• [Exercise task] Read the listing and extract each line that includes the word "December".

— START OF Records for the task —

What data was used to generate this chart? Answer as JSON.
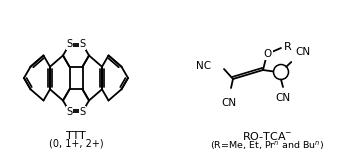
{
  "background_color": "#ffffff",
  "line_color": "#000000",
  "lw": 1.3,
  "figsize": [
    3.42,
    1.57
  ],
  "dpi": 100,
  "title_left": "TTT",
  "subtitle_left": "(0, 1+, 2+)",
  "title_right": "RO-TCA",
  "subtitle_right": "(R=Me, Et, Pr  and Bu )"
}
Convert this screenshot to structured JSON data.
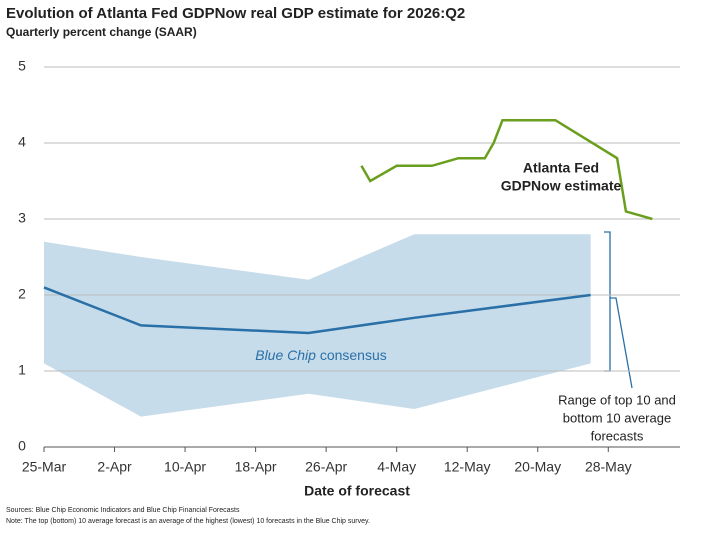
{
  "chart_data": {
    "type": "line",
    "title": "Evolution of Atlanta Fed GDPNow real GDP estimate for 2026:Q2",
    "subtitle": "Quarterly percent change (SAAR)",
    "xlabel": "Date of forecast",
    "xlim": [
      "25-Mar",
      "4-Jun"
    ],
    "xticks": [
      "25-Mar",
      "2-Apr",
      "10-Apr",
      "18-Apr",
      "26-Apr",
      "4-May",
      "12-May",
      "20-May",
      "28-May"
    ],
    "ylim": [
      0,
      5
    ],
    "yticks": [
      0,
      1,
      2,
      3,
      4,
      5
    ],
    "grid": true,
    "series": [
      {
        "name": "Atlanta Fed GDPNow estimate",
        "label_lines": [
          "Atlanta Fed",
          "GDPNow estimate"
        ],
        "color": "#6a9e1f",
        "x": [
          "30-Apr",
          "1-May",
          "4-May",
          "8-May",
          "11-May",
          "14-May",
          "15-May",
          "16-May",
          "22-May",
          "29-May",
          "30-May",
          "2-Jun"
        ],
        "values": [
          3.7,
          3.5,
          3.7,
          3.7,
          3.8,
          3.8,
          4.0,
          4.3,
          4.3,
          3.8,
          3.1,
          3.0
        ]
      },
      {
        "name_italic": "Blue Chip",
        "name_rest": " consensus",
        "color": "#2a70a8",
        "x": [
          "25-Mar",
          "5-Apr",
          "24-Apr",
          "6-May",
          "26-May"
        ],
        "values": [
          2.1,
          1.6,
          1.5,
          1.7,
          2.0
        ]
      }
    ],
    "range": {
      "label_lines": [
        "Range of top 10 and",
        "bottom 10 average",
        "forecasts"
      ],
      "color": "#c7dcea",
      "x": [
        "25-Mar",
        "5-Apr",
        "24-Apr",
        "6-May",
        "26-May"
      ],
      "high": [
        2.7,
        2.5,
        2.2,
        2.8,
        2.8
      ],
      "low": [
        1.1,
        0.4,
        0.7,
        0.5,
        1.1
      ]
    },
    "sources": "Sources: Blue Chip Economic Indicators and Blue Chip Financial Forecasts",
    "note": "Note: The top (bottom) 10 average forecast is an average of the highest (lowest) 10 forecasts in the Blue Chip survey."
  }
}
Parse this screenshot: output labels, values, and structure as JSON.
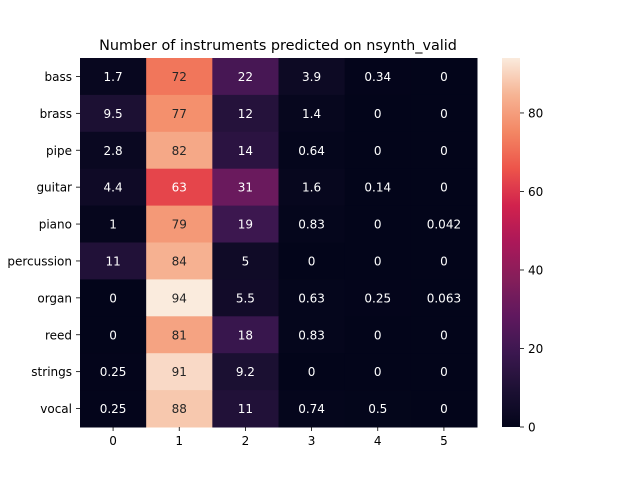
{
  "chart_data": {
    "type": "heatmap",
    "title": "Number of instruments predicted on nsynth_valid",
    "xlabel": "",
    "ylabel": "",
    "x_categories": [
      "0",
      "1",
      "2",
      "3",
      "4",
      "5"
    ],
    "y_categories": [
      "bass",
      "brass",
      "pipe",
      "guitar",
      "piano",
      "percussion",
      "organ",
      "reed",
      "strings",
      "vocal"
    ],
    "values": [
      [
        1.7,
        72,
        22,
        3.9,
        0.34,
        0
      ],
      [
        9.5,
        77,
        12,
        1.4,
        0,
        0
      ],
      [
        2.8,
        82,
        14,
        0.64,
        0,
        0
      ],
      [
        4.4,
        63,
        31,
        1.6,
        0.14,
        0
      ],
      [
        1,
        79,
        19,
        0.83,
        0,
        0.042
      ],
      [
        11,
        84,
        5,
        0,
        0,
        0
      ],
      [
        0,
        94,
        5.5,
        0.63,
        0.25,
        0.063
      ],
      [
        0,
        81,
        18,
        0.83,
        0,
        0
      ],
      [
        0.25,
        91,
        9.2,
        0,
        0,
        0
      ],
      [
        0.25,
        88,
        11,
        0.74,
        0.5,
        0
      ]
    ],
    "annotations": [
      [
        "1.7",
        "72",
        "22",
        "3.9",
        "0.34",
        "0"
      ],
      [
        "9.5",
        "77",
        "12",
        "1.4",
        "0",
        "0"
      ],
      [
        "2.8",
        "82",
        "14",
        "0.64",
        "0",
        "0"
      ],
      [
        "4.4",
        "63",
        "31",
        "1.6",
        "0.14",
        "0"
      ],
      [
        "1",
        "79",
        "19",
        "0.83",
        "0",
        "0.042"
      ],
      [
        "11",
        "84",
        "5",
        "0",
        "0",
        "0"
      ],
      [
        "0",
        "94",
        "5.5",
        "0.63",
        "0.25",
        "0.063"
      ],
      [
        "0",
        "81",
        "18",
        "0.83",
        "0",
        "0"
      ],
      [
        "0.25",
        "91",
        "9.2",
        "0",
        "0",
        "0"
      ],
      [
        "0.25",
        "88",
        "11",
        "0.74",
        "0.5",
        "0"
      ]
    ],
    "colorbar": {
      "colormap": "rocket",
      "vmin": 0,
      "vmax": 94,
      "ticks": [
        0,
        20,
        40,
        60,
        80
      ],
      "tick_labels": [
        "0",
        "20",
        "40",
        "60",
        "80"
      ]
    },
    "grid": false
  }
}
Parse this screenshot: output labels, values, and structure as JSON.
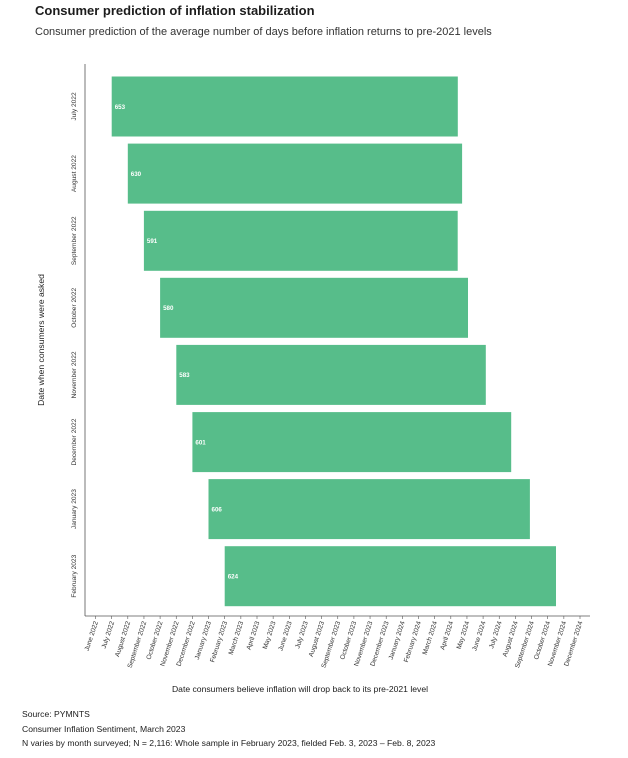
{
  "title": "Consumer prediction of inflation stabilization",
  "subtitle": "Consumer prediction of the average number of days before inflation returns to pre-2021 levels",
  "notes": {
    "source": "Source: PYMNTS",
    "report": "Consumer Inflation Sentiment, March 2023",
    "sample": "N varies by month surveyed; N = 2,116: Whole sample in February 2023, fielded Feb. 3, 2023 – Feb. 8, 2023"
  },
  "colors": {
    "bar": "#57bd8a",
    "axis": "#555555"
  },
  "chart_data": {
    "type": "bar",
    "orientation": "horizontal-range",
    "xlabel": "Date consumers believe inflation will drop back to its pre-2021 level",
    "ylabel": "Date when consumers were asked",
    "x_ticks": [
      "June 2022",
      "July 2022",
      "August 2022",
      "September 2022",
      "October 2022",
      "November 2022",
      "December 2022",
      "January 2023",
      "February 2023",
      "March 2023",
      "April 2023",
      "May 2023",
      "June 2023",
      "July 2023",
      "August 2023",
      "September 2023",
      "October 2023",
      "November 2023",
      "December 2023",
      "January 2024",
      "February 2024",
      "March 2024",
      "April 2024",
      "May 2024",
      "June 2024",
      "July 2024",
      "August 2024",
      "September 2024",
      "October 2024",
      "November 2024",
      "December 2024"
    ],
    "categories": [
      "July 2022",
      "August 2022",
      "September 2022",
      "October 2022",
      "November 2022",
      "December 2022",
      "January 2023",
      "February 2023"
    ],
    "starts": [
      "2022-07-01",
      "2022-08-01",
      "2022-09-01",
      "2022-10-01",
      "2022-11-01",
      "2022-12-01",
      "2023-01-01",
      "2023-02-01"
    ],
    "values": [
      653,
      630,
      591,
      580,
      583,
      601,
      606,
      624
    ],
    "value_unit": "days"
  }
}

— END OF Records for the task —

• [Task solution]
      "December 2022",
      "December 2023",
      "December 2024"
      "December 2022",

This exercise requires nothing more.